§ **Aim**: Check each line of the records below and collect those that include the word "name".
━━ Provided information
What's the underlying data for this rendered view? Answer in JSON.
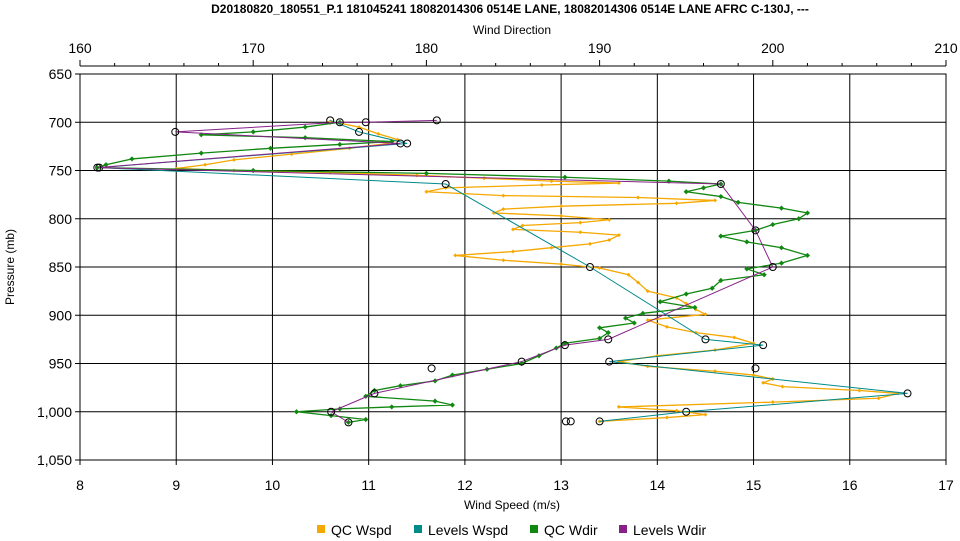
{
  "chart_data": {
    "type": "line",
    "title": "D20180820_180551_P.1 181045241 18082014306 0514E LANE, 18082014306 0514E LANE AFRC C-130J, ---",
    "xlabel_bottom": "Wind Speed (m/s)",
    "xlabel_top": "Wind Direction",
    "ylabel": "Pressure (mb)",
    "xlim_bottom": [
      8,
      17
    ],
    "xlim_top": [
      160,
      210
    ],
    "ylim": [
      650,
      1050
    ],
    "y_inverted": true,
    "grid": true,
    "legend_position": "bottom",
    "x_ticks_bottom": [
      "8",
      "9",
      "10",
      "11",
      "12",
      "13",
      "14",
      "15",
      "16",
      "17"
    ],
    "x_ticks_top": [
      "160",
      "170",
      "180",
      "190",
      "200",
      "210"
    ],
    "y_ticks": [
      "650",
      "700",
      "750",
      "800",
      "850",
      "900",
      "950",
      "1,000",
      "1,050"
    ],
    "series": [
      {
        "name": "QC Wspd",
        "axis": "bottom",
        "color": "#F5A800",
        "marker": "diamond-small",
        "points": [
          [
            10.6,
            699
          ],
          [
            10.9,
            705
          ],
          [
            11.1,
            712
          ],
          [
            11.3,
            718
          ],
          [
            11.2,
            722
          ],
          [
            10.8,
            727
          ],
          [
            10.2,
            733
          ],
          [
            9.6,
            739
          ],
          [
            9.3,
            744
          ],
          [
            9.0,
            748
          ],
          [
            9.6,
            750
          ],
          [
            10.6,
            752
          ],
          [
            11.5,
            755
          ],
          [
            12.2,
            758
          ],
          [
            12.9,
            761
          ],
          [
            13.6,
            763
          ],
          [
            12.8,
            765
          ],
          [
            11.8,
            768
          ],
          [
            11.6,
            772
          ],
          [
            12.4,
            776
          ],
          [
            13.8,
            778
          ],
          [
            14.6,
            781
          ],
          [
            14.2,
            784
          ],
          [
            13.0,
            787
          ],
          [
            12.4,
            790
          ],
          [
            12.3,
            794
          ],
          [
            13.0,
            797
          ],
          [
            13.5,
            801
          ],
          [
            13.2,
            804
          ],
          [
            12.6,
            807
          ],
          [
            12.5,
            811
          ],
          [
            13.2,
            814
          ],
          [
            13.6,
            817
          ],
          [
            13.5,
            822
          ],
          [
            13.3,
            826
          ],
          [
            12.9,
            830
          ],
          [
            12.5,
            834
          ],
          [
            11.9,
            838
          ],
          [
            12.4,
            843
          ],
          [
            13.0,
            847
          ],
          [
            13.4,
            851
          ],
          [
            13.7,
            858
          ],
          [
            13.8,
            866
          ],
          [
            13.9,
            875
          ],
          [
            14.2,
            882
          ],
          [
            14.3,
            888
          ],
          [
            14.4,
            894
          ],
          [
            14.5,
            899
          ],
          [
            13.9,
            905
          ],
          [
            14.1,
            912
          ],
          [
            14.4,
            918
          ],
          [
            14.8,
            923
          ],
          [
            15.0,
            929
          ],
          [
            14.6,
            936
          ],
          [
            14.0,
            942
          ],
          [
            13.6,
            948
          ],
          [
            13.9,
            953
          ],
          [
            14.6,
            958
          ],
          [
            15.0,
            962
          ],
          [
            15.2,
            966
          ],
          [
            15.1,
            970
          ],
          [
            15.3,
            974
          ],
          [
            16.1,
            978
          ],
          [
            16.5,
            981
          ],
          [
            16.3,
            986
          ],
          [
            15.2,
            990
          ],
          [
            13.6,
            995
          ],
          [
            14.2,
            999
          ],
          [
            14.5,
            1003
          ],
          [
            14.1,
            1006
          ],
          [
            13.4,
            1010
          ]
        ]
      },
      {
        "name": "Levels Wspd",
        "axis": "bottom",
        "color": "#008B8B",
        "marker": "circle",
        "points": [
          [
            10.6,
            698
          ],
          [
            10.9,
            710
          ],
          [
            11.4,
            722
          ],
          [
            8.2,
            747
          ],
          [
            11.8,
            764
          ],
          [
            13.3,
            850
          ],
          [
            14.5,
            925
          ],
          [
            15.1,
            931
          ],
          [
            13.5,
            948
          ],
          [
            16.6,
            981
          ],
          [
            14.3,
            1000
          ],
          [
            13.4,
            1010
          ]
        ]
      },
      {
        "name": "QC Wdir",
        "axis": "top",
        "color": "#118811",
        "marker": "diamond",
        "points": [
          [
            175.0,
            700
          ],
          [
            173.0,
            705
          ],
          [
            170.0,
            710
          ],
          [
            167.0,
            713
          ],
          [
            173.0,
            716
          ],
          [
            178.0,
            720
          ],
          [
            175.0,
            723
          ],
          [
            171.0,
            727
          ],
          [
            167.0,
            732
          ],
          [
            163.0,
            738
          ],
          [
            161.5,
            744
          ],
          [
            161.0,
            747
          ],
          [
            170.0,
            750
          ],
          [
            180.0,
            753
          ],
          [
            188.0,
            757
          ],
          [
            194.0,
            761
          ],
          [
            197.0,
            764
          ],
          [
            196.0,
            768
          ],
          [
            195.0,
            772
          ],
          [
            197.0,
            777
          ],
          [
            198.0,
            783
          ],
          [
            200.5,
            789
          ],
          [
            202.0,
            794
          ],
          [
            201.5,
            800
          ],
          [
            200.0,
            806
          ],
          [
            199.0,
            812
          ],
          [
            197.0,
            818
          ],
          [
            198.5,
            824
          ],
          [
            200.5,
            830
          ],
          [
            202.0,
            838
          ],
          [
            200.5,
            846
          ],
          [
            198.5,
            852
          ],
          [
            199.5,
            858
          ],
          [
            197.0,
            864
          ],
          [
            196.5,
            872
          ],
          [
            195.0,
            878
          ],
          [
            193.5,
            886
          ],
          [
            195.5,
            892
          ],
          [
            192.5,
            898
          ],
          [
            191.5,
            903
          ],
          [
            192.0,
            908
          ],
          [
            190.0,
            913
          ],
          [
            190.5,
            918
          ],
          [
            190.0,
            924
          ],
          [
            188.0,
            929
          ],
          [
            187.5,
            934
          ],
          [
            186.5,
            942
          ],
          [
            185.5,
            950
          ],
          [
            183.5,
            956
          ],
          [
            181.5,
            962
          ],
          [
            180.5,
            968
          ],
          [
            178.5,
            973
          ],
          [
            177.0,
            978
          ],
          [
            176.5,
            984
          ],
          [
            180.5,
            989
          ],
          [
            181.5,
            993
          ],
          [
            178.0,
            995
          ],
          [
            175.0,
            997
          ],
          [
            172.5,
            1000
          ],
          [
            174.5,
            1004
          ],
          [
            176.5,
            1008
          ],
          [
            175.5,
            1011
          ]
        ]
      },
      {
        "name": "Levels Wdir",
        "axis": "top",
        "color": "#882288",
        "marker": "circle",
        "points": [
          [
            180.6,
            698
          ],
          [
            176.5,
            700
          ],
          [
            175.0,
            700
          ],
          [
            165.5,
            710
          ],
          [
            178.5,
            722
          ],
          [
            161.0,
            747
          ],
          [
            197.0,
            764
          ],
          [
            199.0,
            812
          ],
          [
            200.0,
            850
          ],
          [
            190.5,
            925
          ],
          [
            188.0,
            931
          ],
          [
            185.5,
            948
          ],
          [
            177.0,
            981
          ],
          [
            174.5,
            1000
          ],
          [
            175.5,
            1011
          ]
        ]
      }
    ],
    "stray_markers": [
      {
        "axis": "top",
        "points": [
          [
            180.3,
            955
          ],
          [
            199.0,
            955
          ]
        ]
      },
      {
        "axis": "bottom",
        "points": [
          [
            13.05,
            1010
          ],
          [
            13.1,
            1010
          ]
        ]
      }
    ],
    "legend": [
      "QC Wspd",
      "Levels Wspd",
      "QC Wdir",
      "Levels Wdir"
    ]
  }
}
━━━━
━━ Provided information
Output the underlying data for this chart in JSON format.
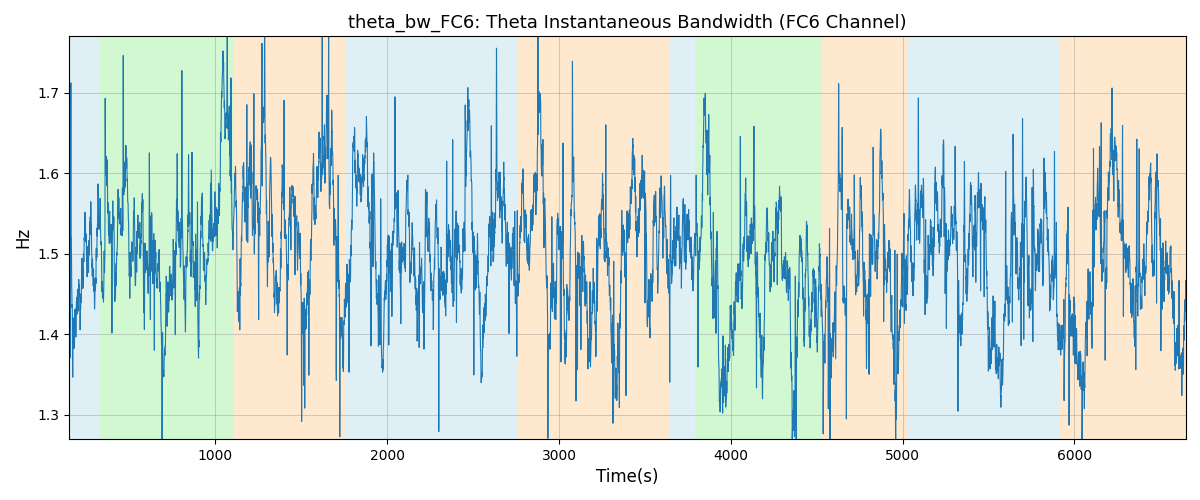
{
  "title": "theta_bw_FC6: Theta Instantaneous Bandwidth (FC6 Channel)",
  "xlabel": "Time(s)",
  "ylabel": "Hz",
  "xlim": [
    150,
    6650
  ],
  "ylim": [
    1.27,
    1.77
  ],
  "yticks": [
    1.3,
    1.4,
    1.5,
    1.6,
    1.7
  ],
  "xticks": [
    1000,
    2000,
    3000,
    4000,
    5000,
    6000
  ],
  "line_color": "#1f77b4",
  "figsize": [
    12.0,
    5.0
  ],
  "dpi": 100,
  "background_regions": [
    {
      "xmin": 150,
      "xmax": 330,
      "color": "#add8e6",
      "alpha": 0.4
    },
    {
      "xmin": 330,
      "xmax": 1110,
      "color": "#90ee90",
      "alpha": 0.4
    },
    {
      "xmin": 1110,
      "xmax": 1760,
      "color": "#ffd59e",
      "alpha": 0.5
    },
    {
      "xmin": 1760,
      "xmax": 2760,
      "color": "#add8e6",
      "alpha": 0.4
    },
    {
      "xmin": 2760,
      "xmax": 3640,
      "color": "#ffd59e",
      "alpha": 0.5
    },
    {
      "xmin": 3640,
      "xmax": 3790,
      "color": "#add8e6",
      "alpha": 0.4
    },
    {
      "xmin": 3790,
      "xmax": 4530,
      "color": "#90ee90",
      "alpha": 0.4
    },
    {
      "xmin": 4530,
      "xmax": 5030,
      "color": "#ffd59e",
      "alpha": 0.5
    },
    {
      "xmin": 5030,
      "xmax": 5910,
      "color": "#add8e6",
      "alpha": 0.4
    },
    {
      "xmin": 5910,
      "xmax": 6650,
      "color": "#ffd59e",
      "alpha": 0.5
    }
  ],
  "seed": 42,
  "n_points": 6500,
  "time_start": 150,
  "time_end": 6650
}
━━━━
━━ Provided information
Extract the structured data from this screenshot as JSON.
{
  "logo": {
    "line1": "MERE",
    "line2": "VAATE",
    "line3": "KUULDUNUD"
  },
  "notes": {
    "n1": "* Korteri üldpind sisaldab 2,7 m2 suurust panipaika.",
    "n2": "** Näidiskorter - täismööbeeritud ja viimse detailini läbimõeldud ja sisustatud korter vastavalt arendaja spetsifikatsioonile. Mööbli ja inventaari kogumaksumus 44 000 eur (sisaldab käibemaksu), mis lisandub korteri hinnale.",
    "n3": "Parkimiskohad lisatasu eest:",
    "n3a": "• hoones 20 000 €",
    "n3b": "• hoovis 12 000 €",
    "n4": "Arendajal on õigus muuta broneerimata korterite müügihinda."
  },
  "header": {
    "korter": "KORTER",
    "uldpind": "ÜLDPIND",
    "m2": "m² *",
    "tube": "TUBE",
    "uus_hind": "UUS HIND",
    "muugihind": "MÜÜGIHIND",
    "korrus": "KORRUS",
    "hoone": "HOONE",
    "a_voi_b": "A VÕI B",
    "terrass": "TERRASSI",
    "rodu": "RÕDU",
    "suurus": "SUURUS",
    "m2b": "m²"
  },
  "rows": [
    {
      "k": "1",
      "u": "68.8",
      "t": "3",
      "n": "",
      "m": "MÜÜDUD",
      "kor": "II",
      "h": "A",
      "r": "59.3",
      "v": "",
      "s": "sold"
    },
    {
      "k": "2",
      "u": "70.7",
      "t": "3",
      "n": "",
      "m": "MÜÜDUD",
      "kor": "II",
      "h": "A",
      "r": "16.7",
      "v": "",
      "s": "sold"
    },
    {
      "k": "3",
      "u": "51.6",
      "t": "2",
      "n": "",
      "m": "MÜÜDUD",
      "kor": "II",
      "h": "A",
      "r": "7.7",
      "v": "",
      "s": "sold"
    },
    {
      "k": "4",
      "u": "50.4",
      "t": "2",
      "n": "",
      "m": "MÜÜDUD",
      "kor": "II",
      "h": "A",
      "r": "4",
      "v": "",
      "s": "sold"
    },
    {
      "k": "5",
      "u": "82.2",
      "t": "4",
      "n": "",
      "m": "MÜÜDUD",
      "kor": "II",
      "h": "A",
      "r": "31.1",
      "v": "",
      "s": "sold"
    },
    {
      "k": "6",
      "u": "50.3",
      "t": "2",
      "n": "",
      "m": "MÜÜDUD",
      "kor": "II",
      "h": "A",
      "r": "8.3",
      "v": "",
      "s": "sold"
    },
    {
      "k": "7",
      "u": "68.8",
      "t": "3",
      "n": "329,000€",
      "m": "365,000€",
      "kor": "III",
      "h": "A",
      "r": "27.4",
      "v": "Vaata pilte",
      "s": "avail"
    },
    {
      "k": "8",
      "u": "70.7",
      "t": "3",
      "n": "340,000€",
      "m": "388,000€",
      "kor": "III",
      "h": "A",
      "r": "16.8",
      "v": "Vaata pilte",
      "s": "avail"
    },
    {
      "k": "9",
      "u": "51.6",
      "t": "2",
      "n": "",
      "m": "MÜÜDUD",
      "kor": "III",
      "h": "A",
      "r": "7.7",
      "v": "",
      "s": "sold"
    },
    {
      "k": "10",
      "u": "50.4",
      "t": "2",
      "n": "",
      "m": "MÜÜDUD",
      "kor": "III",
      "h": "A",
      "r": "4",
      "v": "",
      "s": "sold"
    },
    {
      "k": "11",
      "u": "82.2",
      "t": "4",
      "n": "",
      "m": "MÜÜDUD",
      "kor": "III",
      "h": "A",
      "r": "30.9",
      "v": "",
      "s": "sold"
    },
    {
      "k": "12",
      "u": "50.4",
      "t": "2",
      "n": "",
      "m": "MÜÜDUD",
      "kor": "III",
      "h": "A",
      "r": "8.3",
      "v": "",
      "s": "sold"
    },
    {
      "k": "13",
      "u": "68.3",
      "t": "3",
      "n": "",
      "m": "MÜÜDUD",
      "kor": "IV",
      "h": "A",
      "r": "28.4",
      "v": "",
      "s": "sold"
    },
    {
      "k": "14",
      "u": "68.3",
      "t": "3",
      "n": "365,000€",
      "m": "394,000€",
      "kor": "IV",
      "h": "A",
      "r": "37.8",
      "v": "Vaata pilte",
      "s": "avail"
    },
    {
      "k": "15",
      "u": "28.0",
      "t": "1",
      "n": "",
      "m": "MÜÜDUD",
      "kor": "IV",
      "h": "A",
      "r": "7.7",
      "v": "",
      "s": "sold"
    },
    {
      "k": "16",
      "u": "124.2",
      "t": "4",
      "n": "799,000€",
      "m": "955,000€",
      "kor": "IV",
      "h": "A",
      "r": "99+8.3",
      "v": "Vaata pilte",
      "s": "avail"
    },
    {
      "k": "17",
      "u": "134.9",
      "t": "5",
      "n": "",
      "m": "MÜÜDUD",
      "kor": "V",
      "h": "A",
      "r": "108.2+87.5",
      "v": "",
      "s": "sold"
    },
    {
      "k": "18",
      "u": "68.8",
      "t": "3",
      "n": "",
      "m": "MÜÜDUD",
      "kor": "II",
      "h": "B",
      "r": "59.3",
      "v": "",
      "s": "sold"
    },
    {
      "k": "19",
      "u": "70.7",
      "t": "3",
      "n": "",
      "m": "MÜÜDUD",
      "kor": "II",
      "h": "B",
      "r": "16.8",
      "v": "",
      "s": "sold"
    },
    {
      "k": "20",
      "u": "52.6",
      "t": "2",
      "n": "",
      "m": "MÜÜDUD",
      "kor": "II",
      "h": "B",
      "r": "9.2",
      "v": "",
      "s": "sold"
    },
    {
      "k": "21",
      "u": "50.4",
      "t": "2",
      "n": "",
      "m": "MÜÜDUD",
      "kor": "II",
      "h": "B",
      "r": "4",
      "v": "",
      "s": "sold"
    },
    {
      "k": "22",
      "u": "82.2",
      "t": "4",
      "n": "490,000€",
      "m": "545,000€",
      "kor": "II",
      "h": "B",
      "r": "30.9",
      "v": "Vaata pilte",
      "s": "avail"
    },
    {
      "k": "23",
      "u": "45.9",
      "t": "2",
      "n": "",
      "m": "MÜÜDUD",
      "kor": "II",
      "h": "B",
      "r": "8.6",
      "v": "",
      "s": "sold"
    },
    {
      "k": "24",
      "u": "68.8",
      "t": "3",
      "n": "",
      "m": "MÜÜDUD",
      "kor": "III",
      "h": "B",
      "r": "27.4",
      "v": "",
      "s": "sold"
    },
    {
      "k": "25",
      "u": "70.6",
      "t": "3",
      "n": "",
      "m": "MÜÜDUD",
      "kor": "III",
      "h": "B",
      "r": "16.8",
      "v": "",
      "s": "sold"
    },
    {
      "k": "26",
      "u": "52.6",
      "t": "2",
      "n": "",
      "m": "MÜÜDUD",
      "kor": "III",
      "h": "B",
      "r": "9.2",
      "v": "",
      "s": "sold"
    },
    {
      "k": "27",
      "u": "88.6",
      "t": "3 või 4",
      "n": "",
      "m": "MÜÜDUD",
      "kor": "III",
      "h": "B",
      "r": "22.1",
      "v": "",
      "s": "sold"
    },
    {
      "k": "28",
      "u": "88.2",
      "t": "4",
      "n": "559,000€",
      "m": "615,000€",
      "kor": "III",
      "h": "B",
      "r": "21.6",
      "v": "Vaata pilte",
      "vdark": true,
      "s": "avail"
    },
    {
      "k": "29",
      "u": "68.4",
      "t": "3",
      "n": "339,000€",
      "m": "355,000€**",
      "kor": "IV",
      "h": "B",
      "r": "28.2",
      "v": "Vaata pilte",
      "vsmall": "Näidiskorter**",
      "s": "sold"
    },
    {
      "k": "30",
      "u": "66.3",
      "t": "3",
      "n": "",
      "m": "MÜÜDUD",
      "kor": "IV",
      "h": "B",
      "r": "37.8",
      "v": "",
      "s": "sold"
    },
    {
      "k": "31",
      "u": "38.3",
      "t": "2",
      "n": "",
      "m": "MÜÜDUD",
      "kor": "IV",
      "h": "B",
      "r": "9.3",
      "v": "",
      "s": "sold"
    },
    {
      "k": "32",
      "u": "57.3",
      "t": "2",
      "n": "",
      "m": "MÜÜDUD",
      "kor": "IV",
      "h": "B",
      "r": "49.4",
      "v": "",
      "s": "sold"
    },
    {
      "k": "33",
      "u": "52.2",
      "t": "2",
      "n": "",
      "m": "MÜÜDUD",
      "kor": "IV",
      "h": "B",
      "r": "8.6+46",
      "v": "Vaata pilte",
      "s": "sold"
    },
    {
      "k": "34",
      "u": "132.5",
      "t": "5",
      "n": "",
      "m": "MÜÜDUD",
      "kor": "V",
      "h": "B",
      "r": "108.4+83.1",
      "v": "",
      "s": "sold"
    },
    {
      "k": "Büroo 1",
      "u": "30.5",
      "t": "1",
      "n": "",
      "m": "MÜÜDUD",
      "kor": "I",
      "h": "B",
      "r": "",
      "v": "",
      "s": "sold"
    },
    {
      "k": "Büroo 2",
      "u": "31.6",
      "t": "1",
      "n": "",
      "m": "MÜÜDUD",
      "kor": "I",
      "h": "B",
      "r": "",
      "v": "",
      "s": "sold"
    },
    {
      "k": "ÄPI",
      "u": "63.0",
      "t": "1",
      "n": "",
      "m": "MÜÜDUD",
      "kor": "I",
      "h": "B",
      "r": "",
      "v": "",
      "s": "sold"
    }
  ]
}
━━━━
§ **Task output**:
        "name": "QC Wspd",
        "name": "Levels Wspd",
        "name": "QC Wdir",
        "name": "Levels Wdir",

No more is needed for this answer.